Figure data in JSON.
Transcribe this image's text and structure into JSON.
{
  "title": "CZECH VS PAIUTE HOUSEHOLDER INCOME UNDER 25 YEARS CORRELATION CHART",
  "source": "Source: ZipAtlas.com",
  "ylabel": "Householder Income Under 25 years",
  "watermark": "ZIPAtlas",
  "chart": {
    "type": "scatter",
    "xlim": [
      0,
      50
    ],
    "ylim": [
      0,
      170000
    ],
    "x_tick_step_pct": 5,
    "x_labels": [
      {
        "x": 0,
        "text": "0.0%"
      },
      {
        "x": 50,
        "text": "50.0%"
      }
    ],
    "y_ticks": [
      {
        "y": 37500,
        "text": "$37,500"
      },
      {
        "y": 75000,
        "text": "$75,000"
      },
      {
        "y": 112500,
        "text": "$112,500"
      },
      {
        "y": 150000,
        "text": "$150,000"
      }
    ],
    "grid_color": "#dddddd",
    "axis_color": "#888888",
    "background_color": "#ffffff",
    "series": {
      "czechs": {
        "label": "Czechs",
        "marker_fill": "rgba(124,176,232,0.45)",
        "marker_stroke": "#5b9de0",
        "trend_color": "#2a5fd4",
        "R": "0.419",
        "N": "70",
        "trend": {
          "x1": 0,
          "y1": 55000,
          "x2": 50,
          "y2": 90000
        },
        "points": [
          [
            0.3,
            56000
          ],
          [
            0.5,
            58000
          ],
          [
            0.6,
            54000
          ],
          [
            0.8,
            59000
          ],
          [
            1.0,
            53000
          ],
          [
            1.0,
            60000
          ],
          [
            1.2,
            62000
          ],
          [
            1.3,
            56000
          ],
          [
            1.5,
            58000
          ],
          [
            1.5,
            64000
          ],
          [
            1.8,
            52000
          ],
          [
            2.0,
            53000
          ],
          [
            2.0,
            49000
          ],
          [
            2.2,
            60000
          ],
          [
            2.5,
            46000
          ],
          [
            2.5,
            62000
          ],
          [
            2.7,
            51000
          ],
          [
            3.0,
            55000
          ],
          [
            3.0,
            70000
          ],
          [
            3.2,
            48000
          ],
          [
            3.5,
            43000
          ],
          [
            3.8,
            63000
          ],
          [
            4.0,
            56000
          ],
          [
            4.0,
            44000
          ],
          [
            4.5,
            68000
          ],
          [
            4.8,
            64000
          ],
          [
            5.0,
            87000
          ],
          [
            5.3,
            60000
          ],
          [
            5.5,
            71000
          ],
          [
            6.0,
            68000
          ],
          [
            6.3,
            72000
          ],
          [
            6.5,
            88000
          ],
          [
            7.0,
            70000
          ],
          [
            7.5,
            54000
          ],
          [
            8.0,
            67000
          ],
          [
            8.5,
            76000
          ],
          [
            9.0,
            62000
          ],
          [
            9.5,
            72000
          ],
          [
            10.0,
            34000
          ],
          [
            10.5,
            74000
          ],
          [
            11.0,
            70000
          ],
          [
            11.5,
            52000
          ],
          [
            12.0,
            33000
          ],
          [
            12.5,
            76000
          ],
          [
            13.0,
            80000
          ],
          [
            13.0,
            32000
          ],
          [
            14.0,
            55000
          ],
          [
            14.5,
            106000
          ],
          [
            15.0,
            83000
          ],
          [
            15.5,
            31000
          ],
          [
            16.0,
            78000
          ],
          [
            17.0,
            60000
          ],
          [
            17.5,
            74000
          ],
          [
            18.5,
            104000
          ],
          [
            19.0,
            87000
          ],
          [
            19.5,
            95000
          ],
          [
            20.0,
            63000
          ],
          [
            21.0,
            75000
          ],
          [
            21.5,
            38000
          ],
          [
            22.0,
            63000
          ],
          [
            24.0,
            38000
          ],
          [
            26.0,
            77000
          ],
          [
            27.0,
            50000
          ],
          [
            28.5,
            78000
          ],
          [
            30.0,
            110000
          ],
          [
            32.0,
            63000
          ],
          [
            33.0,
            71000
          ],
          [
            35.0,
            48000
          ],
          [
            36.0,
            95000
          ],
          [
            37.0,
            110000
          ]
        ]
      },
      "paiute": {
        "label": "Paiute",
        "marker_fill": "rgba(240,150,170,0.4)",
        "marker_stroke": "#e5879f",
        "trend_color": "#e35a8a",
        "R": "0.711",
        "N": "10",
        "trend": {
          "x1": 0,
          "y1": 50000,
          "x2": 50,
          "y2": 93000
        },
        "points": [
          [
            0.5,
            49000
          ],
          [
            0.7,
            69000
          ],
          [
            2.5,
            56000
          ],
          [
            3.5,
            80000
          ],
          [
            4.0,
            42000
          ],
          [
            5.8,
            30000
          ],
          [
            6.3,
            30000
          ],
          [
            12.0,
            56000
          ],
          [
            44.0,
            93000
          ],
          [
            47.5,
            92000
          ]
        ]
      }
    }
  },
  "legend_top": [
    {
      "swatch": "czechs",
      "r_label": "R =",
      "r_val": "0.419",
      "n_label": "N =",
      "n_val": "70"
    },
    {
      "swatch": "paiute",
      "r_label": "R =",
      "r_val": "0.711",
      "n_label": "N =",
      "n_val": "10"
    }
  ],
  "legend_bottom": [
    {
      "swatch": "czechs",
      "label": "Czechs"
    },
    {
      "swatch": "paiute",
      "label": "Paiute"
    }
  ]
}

WHAT TO PRODUCE.
Exact output of every entry is required.

RESULT FOR THIS TASK.
Transcribe this image's text and structure into JSON.
{
  "title": "CZECH VS PAIUTE HOUSEHOLDER INCOME UNDER 25 YEARS CORRELATION CHART",
  "source": "Source: ZipAtlas.com",
  "ylabel": "Householder Income Under 25 years",
  "watermark": "ZIPAtlas",
  "chart": {
    "type": "scatter",
    "xlim": [
      0,
      50
    ],
    "ylim": [
      0,
      170000
    ],
    "x_tick_step_pct": 5,
    "x_labels": [
      {
        "x": 0,
        "text": "0.0%"
      },
      {
        "x": 50,
        "text": "50.0%"
      }
    ],
    "y_ticks": [
      {
        "y": 37500,
        "text": "$37,500"
      },
      {
        "y": 75000,
        "text": "$75,000"
      },
      {
        "y": 112500,
        "text": "$112,500"
      },
      {
        "y": 150000,
        "text": "$150,000"
      }
    ],
    "grid_color": "#dddddd",
    "axis_color": "#888888",
    "background_color": "#ffffff",
    "series": {
      "czechs": {
        "label": "Czechs",
        "marker_fill": "rgba(124,176,232,0.45)",
        "marker_stroke": "#5b9de0",
        "trend_color": "#2a5fd4",
        "R": "0.419",
        "N": "70",
        "trend": {
          "x1": 0,
          "y1": 55000,
          "x2": 50,
          "y2": 90000
        },
        "points": [
          [
            0.3,
            56000
          ],
          [
            0.5,
            58000
          ],
          [
            0.6,
            54000
          ],
          [
            0.8,
            59000
          ],
          [
            1.0,
            53000
          ],
          [
            1.0,
            60000
          ],
          [
            1.2,
            62000
          ],
          [
            1.3,
            56000
          ],
          [
            1.5,
            58000
          ],
          [
            1.5,
            64000
          ],
          [
            1.8,
            52000
          ],
          [
            2.0,
            53000
          ],
          [
            2.0,
            49000
          ],
          [
            2.2,
            60000
          ],
          [
            2.5,
            46000
          ],
          [
            2.5,
            62000
          ],
          [
            2.7,
            51000
          ],
          [
            3.0,
            55000
          ],
          [
            3.0,
            70000
          ],
          [
            3.2,
            48000
          ],
          [
            3.5,
            43000
          ],
          [
            3.8,
            63000
          ],
          [
            4.0,
            56000
          ],
          [
            4.0,
            44000
          ],
          [
            4.5,
            68000
          ],
          [
            4.8,
            64000
          ],
          [
            5.0,
            87000
          ],
          [
            5.3,
            60000
          ],
          [
            5.5,
            71000
          ],
          [
            6.0,
            68000
          ],
          [
            6.3,
            72000
          ],
          [
            6.5,
            88000
          ],
          [
            7.0,
            70000
          ],
          [
            7.5,
            54000
          ],
          [
            8.0,
            67000
          ],
          [
            8.5,
            76000
          ],
          [
            9.0,
            62000
          ],
          [
            9.5,
            72000
          ],
          [
            10.0,
            34000
          ],
          [
            10.5,
            74000
          ],
          [
            11.0,
            70000
          ],
          [
            11.5,
            52000
          ],
          [
            12.0,
            33000
          ],
          [
            12.5,
            76000
          ],
          [
            13.0,
            80000
          ],
          [
            13.0,
            32000
          ],
          [
            14.0,
            55000
          ],
          [
            14.5,
            106000
          ],
          [
            15.0,
            83000
          ],
          [
            15.5,
            31000
          ],
          [
            16.0,
            78000
          ],
          [
            17.0,
            60000
          ],
          [
            17.5,
            74000
          ],
          [
            18.5,
            104000
          ],
          [
            19.0,
            87000
          ],
          [
            19.5,
            95000
          ],
          [
            20.0,
            63000
          ],
          [
            21.0,
            75000
          ],
          [
            21.5,
            38000
          ],
          [
            22.0,
            63000
          ],
          [
            24.0,
            38000
          ],
          [
            26.0,
            77000
          ],
          [
            27.0,
            50000
          ],
          [
            28.5,
            78000
          ],
          [
            30.0,
            110000
          ],
          [
            32.0,
            63000
          ],
          [
            33.0,
            71000
          ],
          [
            35.0,
            48000
          ],
          [
            36.0,
            95000
          ],
          [
            37.0,
            110000
          ]
        ]
      },
      "paiute": {
        "label": "Paiute",
        "marker_fill": "rgba(240,150,170,0.4)",
        "marker_stroke": "#e5879f",
        "trend_color": "#e35a8a",
        "R": "0.711",
        "N": "10",
        "trend": {
          "x1": 0,
          "y1": 50000,
          "x2": 50,
          "y2": 93000
        },
        "points": [
          [
            0.5,
            49000
          ],
          [
            0.7,
            69000
          ],
          [
            2.5,
            56000
          ],
          [
            3.5,
            80000
          ],
          [
            4.0,
            42000
          ],
          [
            5.8,
            30000
          ],
          [
            6.3,
            30000
          ],
          [
            12.0,
            56000
          ],
          [
            44.0,
            93000
          ],
          [
            47.5,
            92000
          ]
        ]
      }
    }
  },
  "legend_top": [
    {
      "swatch": "czechs",
      "r_label": "R =",
      "r_val": "0.419",
      "n_label": "N =",
      "n_val": "70"
    },
    {
      "swatch": "paiute",
      "r_label": "R =",
      "r_val": "0.711",
      "n_label": "N =",
      "n_val": "10"
    }
  ],
  "legend_bottom": [
    {
      "swatch": "czechs",
      "label": "Czechs"
    },
    {
      "swatch": "paiute",
      "label": "Paiute"
    }
  ]
}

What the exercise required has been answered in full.